● **WHAT YOU WILL DO**
Below are the records; pull every line that includes "section".

[Data items]

##############################

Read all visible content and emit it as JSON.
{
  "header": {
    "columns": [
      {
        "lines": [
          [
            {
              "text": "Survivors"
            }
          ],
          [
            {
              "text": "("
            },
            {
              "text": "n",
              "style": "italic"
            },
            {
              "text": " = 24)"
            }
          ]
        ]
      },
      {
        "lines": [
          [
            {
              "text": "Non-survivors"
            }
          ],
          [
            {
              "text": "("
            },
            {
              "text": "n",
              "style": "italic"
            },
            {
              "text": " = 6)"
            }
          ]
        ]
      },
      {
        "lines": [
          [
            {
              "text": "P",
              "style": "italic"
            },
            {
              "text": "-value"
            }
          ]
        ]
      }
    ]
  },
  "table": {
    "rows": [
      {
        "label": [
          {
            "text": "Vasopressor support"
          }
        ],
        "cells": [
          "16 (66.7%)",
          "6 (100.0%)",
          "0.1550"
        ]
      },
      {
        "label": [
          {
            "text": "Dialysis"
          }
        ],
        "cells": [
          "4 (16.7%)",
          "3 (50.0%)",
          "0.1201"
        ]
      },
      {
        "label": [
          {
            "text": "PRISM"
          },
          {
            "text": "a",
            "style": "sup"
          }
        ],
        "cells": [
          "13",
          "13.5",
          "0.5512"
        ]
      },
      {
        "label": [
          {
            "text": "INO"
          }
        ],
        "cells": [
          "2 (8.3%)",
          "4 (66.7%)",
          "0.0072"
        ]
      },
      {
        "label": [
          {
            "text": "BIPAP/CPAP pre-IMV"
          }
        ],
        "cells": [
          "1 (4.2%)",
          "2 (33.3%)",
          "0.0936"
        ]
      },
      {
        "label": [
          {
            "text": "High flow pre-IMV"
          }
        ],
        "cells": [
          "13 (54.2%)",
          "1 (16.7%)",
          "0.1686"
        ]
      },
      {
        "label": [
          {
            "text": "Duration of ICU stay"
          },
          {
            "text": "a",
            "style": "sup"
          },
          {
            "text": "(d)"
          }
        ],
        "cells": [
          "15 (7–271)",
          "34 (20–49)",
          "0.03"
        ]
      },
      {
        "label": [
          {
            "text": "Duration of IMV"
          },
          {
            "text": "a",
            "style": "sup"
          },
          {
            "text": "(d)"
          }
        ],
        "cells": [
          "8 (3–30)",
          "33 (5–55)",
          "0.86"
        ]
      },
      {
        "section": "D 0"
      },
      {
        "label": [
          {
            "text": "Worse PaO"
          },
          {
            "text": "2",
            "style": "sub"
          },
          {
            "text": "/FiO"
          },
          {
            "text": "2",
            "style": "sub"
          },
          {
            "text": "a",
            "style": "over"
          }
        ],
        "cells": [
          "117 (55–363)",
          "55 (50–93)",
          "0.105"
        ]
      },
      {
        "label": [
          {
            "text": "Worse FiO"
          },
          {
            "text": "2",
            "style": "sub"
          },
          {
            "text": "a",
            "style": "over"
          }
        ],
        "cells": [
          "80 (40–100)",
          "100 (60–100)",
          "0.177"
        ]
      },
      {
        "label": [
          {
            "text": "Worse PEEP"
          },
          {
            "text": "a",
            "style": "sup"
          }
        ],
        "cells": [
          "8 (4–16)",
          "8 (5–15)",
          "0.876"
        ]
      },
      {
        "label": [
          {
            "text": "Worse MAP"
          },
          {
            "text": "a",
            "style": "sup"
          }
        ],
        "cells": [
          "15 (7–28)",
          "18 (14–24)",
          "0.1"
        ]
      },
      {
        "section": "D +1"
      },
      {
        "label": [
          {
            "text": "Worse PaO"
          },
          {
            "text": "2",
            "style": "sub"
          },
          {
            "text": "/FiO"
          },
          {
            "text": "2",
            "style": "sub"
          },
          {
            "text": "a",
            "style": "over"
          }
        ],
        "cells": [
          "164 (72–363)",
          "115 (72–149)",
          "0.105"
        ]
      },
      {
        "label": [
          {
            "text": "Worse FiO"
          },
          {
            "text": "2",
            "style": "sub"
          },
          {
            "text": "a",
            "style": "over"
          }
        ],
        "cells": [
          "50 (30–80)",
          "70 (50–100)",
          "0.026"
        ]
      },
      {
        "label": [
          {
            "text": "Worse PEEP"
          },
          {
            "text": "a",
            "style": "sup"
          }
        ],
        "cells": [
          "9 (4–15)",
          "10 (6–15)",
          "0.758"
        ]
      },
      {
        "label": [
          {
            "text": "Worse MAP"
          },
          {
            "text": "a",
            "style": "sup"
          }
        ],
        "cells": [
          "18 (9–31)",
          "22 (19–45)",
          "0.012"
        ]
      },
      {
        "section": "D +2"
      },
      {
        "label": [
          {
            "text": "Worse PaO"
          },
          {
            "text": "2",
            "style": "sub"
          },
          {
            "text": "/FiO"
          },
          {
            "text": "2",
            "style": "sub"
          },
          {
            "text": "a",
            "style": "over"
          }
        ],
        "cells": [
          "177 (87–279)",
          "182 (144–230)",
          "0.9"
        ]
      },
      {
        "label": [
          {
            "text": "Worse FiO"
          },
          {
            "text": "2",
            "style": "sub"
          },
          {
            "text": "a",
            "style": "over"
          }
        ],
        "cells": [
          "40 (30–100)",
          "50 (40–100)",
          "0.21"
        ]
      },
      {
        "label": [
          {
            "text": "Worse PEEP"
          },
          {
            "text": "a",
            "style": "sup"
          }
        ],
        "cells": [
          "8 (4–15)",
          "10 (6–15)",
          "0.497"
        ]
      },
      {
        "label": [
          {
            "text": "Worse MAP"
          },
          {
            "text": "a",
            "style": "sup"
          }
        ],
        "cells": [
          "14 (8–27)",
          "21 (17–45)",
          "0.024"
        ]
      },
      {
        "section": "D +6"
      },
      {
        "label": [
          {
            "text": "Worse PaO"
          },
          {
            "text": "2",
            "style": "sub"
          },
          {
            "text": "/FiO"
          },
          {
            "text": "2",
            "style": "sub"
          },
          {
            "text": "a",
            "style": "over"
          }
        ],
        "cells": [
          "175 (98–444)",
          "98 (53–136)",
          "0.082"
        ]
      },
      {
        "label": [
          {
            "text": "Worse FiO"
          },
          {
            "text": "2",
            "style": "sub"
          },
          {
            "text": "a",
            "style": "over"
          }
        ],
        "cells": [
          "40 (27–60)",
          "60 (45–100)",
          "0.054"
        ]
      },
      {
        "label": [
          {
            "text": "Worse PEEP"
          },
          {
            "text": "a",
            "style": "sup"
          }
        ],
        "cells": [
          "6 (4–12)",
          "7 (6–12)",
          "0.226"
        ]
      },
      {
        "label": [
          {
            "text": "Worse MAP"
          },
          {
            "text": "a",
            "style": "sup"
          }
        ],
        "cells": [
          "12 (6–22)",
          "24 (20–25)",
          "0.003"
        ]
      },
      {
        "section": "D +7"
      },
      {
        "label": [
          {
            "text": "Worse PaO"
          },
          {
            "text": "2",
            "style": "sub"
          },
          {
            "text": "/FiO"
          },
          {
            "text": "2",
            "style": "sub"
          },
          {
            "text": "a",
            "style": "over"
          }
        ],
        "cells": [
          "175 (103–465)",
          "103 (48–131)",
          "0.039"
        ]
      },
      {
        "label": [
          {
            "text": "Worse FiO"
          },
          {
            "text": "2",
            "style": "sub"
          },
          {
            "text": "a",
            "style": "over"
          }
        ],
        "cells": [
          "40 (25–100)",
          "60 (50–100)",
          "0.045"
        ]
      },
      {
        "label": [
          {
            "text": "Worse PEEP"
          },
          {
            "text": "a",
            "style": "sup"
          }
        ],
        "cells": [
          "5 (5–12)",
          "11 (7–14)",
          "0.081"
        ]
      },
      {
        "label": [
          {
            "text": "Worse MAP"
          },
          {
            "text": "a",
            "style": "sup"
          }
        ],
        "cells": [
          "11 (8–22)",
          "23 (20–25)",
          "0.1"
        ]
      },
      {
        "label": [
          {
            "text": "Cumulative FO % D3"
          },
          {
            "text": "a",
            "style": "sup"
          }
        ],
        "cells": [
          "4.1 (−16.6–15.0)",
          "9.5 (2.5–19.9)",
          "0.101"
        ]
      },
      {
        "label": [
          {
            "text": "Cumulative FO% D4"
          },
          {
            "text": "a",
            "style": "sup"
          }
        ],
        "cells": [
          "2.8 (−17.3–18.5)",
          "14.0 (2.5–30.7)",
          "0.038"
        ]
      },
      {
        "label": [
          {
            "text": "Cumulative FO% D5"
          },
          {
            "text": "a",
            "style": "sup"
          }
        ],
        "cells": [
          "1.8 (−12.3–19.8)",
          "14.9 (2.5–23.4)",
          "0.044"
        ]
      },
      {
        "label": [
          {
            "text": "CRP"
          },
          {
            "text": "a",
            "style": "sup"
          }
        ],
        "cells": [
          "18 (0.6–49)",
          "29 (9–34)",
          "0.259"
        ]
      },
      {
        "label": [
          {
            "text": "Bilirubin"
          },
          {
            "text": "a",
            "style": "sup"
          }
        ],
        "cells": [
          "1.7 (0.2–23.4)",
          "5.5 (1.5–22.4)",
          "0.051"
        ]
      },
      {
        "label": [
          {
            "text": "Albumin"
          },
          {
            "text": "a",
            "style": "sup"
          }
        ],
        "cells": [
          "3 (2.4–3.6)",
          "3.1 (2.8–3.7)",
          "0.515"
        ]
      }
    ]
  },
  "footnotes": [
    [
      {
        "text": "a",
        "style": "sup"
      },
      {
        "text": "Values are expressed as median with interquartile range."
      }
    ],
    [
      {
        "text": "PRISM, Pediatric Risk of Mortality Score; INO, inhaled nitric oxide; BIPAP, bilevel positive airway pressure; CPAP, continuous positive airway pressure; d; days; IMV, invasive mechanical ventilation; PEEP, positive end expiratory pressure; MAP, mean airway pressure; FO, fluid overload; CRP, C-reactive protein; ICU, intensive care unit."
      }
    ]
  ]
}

##############################

● **TASK RESULT**
        "section": "D 0"
        "section": "D +1"
        "section": "D +2"
        "section": "D +6"
        "section": "D +7"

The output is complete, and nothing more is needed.